*Given exercise*:
Reproduce every line of all the items below without alteration.

*Dataset excerpts*:
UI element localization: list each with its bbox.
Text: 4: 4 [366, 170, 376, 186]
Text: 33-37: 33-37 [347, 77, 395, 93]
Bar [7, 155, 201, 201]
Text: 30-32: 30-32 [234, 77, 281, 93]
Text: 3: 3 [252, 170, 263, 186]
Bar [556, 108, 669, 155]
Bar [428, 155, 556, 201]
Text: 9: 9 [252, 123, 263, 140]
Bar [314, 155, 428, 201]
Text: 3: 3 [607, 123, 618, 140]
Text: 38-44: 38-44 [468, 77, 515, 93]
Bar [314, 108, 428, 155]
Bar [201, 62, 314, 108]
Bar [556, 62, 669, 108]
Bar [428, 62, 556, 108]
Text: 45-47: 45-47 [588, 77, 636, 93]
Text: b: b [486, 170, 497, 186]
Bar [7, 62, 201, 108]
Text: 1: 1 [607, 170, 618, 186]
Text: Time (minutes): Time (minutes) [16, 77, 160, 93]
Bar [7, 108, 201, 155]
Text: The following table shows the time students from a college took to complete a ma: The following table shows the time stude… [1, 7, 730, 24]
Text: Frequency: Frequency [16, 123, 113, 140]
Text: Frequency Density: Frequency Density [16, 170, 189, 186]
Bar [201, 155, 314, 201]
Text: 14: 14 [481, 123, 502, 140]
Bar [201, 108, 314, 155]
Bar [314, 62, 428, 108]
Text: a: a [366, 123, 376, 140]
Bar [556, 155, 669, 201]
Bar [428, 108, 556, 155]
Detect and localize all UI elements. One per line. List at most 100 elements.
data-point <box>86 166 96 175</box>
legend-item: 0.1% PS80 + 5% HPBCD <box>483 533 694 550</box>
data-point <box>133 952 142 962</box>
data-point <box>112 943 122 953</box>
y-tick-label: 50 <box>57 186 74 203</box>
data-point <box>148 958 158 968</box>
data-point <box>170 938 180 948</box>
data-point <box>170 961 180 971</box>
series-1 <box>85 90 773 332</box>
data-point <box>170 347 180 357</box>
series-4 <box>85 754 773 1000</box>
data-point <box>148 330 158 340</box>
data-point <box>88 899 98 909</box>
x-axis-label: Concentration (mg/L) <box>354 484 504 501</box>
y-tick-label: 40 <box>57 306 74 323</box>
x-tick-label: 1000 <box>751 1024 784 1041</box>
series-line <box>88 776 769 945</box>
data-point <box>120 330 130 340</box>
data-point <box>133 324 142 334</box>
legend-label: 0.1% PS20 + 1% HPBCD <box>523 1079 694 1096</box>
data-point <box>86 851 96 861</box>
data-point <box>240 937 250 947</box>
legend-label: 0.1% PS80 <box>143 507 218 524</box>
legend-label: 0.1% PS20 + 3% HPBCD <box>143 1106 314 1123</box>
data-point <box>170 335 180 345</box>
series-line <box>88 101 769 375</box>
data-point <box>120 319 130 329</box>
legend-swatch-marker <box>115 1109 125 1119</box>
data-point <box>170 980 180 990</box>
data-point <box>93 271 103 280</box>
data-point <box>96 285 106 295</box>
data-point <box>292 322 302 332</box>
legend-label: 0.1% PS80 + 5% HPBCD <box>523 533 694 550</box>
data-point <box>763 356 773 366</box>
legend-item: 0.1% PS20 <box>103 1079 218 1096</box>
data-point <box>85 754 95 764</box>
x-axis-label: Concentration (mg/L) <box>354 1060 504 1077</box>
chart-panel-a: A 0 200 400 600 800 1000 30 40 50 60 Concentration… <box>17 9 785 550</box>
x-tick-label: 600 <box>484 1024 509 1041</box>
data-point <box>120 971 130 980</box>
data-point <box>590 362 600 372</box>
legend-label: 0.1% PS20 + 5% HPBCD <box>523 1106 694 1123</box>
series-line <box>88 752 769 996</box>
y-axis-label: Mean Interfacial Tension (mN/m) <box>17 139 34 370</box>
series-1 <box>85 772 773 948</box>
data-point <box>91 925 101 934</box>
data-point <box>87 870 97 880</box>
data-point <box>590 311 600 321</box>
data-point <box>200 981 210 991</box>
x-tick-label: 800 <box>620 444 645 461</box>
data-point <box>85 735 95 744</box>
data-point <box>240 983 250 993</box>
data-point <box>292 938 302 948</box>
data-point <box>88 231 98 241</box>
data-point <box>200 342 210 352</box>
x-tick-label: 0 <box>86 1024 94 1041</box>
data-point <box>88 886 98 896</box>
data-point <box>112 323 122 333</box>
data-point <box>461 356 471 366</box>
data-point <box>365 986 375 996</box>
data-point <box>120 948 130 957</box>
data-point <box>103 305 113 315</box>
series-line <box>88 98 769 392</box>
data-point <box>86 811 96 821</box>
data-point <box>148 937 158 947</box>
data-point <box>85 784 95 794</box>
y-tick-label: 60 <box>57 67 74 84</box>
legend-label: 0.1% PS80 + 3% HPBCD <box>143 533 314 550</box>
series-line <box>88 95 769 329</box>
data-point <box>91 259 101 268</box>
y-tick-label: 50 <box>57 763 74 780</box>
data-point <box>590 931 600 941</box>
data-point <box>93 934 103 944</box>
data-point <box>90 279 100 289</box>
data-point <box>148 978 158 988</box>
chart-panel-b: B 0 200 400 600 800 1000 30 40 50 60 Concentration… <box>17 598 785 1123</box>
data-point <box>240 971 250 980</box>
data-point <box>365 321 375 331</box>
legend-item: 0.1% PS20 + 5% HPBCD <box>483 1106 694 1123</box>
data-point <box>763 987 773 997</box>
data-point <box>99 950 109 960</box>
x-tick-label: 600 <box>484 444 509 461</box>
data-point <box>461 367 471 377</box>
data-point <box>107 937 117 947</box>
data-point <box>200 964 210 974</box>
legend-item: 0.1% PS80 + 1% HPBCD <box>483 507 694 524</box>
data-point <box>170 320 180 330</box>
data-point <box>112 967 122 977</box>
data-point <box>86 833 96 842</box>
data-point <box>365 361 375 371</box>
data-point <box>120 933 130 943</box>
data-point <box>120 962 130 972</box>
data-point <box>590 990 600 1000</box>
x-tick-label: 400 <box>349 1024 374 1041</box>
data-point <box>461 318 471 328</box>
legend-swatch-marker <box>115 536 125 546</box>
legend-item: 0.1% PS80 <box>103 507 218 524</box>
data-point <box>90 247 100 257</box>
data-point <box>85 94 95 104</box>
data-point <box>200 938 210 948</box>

*Expected answer*:
UI element localization: list each with its bbox.
Text: 4: 4 [366, 170, 376, 186]
Text: 33-37: 33-37 [347, 77, 395, 93]
Bar [7, 155, 201, 201]
Text: 30-32: 30-32 [234, 77, 281, 93]
Text: 3: 3 [252, 170, 263, 186]
Bar [556, 108, 669, 155]
Bar [428, 155, 556, 201]
Text: 9: 9 [252, 123, 263, 140]
Bar [314, 155, 428, 201]
Text: 3: 3 [607, 123, 618, 140]
Text: 38-44: 38-44 [468, 77, 515, 93]
Bar [314, 108, 428, 155]
Bar [201, 62, 314, 108]
Bar [556, 62, 669, 108]
Bar [428, 62, 556, 108]
Text: 45-47: 45-47 [588, 77, 636, 93]
Text: b: b [486, 170, 497, 186]
Bar [7, 62, 201, 108]
Text: 1: 1 [607, 170, 618, 186]
Text: Time (minutes): Time (minutes) [16, 77, 160, 93]
Bar [7, 108, 201, 155]
Text: The following table shows the time students from a college took to complete a ma: The following table shows the time stude… [1, 7, 730, 24]
Text: Frequency: Frequency [16, 123, 113, 140]
Text: Frequency Density: Frequency Density [16, 170, 189, 186]
Bar [201, 155, 314, 201]
Text: 14: 14 [481, 123, 502, 140]
Bar [201, 108, 314, 155]
Bar [314, 62, 428, 108]
Text: a: a [366, 123, 376, 140]
Bar [556, 155, 669, 201]
Bar [428, 108, 556, 155]
Detect and localize all UI elements. One per line. List at most 100 elements.
data-point <box>86 166 96 175</box>
legend-item: 0.1% PS80 + 5% HPBCD <box>483 533 694 550</box>
data-point <box>133 952 142 962</box>
data-point <box>112 943 122 953</box>
y-tick-label: 50 <box>57 186 74 203</box>
data-point <box>148 958 158 968</box>
data-point <box>170 938 180 948</box>
data-point <box>170 961 180 971</box>
series-1 <box>85 90 773 332</box>
data-point <box>170 347 180 357</box>
series-4 <box>85 754 773 1000</box>
data-point <box>148 330 158 340</box>
data-point <box>88 899 98 909</box>
x-axis-label: Concentration (mg/L) <box>354 484 504 501</box>
y-tick-label: 40 <box>57 306 74 323</box>
x-tick-label: 1000 <box>751 1024 784 1041</box>
series-line <box>88 776 769 945</box>
data-point <box>120 330 130 340</box>
data-point <box>133 324 142 334</box>
legend-label: 0.1% PS20 + 1% HPBCD <box>523 1079 694 1096</box>
data-point <box>86 851 96 861</box>
data-point <box>240 937 250 947</box>
legend-label: 0.1% PS80 <box>143 507 218 524</box>
legend-label: 0.1% PS20 + 3% HPBCD <box>143 1106 314 1123</box>
data-point <box>170 335 180 345</box>
series-line <box>88 101 769 375</box>
data-point <box>120 319 130 329</box>
legend-swatch-marker <box>115 1109 125 1119</box>
data-point <box>170 980 180 990</box>
data-point <box>93 271 103 280</box>
data-point <box>96 285 106 295</box>
data-point <box>292 322 302 332</box>
legend-label: 0.1% PS80 + 5% HPBCD <box>523 533 694 550</box>
data-point <box>763 356 773 366</box>
legend-item: 0.1% PS20 <box>103 1079 218 1096</box>
data-point <box>85 754 95 764</box>
x-axis-label: Concentration (mg/L) <box>354 1060 504 1077</box>
chart-panel-a: A 0 200 400 600 800 1000 30 40 50 60 Concentration… <box>17 9 785 550</box>
x-tick-label: 600 <box>484 1024 509 1041</box>
data-point <box>120 971 130 980</box>
data-point <box>590 362 600 372</box>
legend-label: 0.1% PS20 + 5% HPBCD <box>523 1106 694 1123</box>
series-line <box>88 752 769 996</box>
y-axis-label: Mean Interfacial Tension (mN/m) <box>17 139 34 370</box>
series-1 <box>85 772 773 948</box>
data-point <box>91 925 101 934</box>
data-point <box>87 870 97 880</box>
data-point <box>590 311 600 321</box>
data-point <box>200 981 210 991</box>
x-tick-label: 800 <box>620 444 645 461</box>
data-point <box>85 735 95 744</box>
data-point <box>240 983 250 993</box>
data-point <box>292 938 302 948</box>
data-point <box>88 231 98 241</box>
data-point <box>200 342 210 352</box>
x-tick-label: 0 <box>86 1024 94 1041</box>
data-point <box>88 886 98 896</box>
data-point <box>112 323 122 333</box>
data-point <box>461 356 471 366</box>
data-point <box>365 986 375 996</box>
data-point <box>120 948 130 957</box>
data-point <box>103 305 113 315</box>
series-line <box>88 98 769 392</box>
data-point <box>86 811 96 821</box>
data-point <box>148 937 158 947</box>
data-point <box>85 784 95 794</box>
y-tick-label: 60 <box>57 67 74 84</box>
legend-label: 0.1% PS80 + 3% HPBCD <box>143 533 314 550</box>
series-line <box>88 95 769 329</box>
data-point <box>91 259 101 268</box>
y-tick-label: 50 <box>57 763 74 780</box>
data-point <box>590 931 600 941</box>
data-point <box>93 934 103 944</box>
data-point <box>90 279 100 289</box>
data-point <box>148 978 158 988</box>
chart-panel-b: B 0 200 400 600 800 1000 30 40 50 60 Concentration… <box>17 598 785 1123</box>
data-point <box>240 971 250 980</box>
data-point <box>365 321 375 331</box>
legend-item: 0.1% PS20 + 5% HPBCD <box>483 1106 694 1123</box>
data-point <box>763 987 773 997</box>
data-point <box>99 950 109 960</box>
x-tick-label: 600 <box>484 444 509 461</box>
data-point <box>461 367 471 377</box>
data-point <box>107 937 117 947</box>
data-point <box>200 964 210 974</box>
legend-item: 0.1% PS80 + 1% HPBCD <box>483 507 694 524</box>
data-point <box>170 320 180 330</box>
data-point <box>112 967 122 977</box>
data-point <box>86 833 96 842</box>
data-point <box>365 361 375 371</box>
data-point <box>120 933 130 943</box>
data-point <box>120 962 130 972</box>
data-point <box>590 990 600 1000</box>
x-tick-label: 400 <box>349 1024 374 1041</box>
data-point <box>461 318 471 328</box>
legend-swatch-marker <box>115 536 125 546</box>
legend-item: 0.1% PS80 <box>103 507 218 524</box>
data-point <box>90 247 100 257</box>
data-point <box>85 94 95 104</box>
data-point <box>200 938 210 948</box>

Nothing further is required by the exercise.